Task prompt:
For each line below that contains the string "труда", copy that line.

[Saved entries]

-----

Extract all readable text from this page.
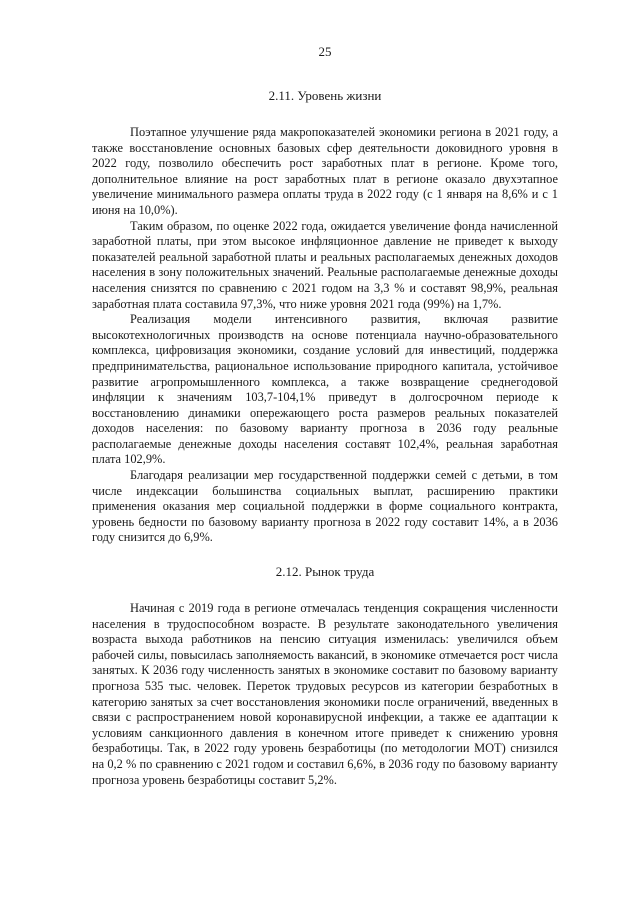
25
2.11. Уровень жизни

Поэтапное улучшение ряда макропоказателей экономики региона в 2021 году, а также восстановление основных базовых сфер деятельности доковидного уровня в 2022 году, позволило обеспечить рост заработных плат в регионе. Кроме того, дополнительное влияние на рост заработных плат в регионе оказало двухэтапное увеличение минимального размера оплаты труда в 2022 году (с 1 января на 8,6% и с 1 июня на 10,0%).

Таким образом, по оценке 2022 года, ожидается увеличение фонда начисленной заработной платы, при этом высокое инфляционное давление не приведет к выходу показателей реальной заработной платы и реальных располагаемых денежных доходов населения в зону положительных значений. Реальные располагаемые денежные доходы населения снизятся по сравнению с 2021 годом на 3,3 % и составят 98,9%, реальная заработная плата составила 97,3%, что ниже уровня 2021 года (99%) на 1,7%.

Реализация модели интенсивного развития, включая развитие высокотехнологичных производств на основе потенциала научно-образовательного комплекса, цифровизация экономики, создание условий для инвестиций, поддержка предпринимательства, рациональное использование природного капитала, устойчивое развитие агропромышленного комплекса, а также возвращение среднегодовой инфляции к значениям 103,7-104,1% приведут в долгосрочном периоде к восстановлению динамики опережающего роста размеров реальных показателей доходов населения: по базовому варианту прогноза в 2036 году реальные располагаемые денежные доходы населения составят 102,4%, реальная заработная плата 102,9%.

Благодаря реализации мер государственной поддержки семей с детьми, в том числе индексации большинства социальных выплат, расширению практики применения оказания мер социальной поддержки в форме социального контракта, уровень бедности по базовому варианту прогноза в 2022 году составит 14%, а в 2036 году снизится до 6,9%.

2.12. Рынок труда

Начиная с 2019 года в регионе отмечалась тенденция сокращения численности населения в трудоспособном возрасте. В результате законодательного увеличения возраста выхода работников на пенсию ситуация изменилась: увеличился объем рабочей силы, повысилась заполняемость вакансий, в экономике отмечается рост числа занятых. К 2036 году численность занятых в экономике составит по базовому варианту прогноза 535 тыс. человек. Переток трудовых ресурсов из категории безработных в категорию занятых за счет восстановления экономики после ограничений, введенных в связи с распространением новой коронавирусной инфекции, а также ее адаптации к условиям санкционного давления в конечном итоге приведет к снижению уровня безработицы. Так, в 2022 году уровень безработицы (по методологии МОТ) снизился на 0,2 % по сравнению с 2021 годом и составил 6,6%, в 2036 году по базовому варианту прогноза уровень безработицы составит 5,2%.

-----

Written solution:
Поэтапное улучшение ряда макропоказателей экономики региона в 2021 году, а также восстановление основных базовых сфер деятельности доковидного уровня в 2022 году, позволило обеспечить рост заработных плат в регионе. Кроме того, дополнительное влияние на рост заработных плат в регионе оказало двухэтапное увеличение минимального размера оплаты труда в 2022 году (с 1 января на 8,6% и с 1 июня на 10,0%).
2.12. Рынок труда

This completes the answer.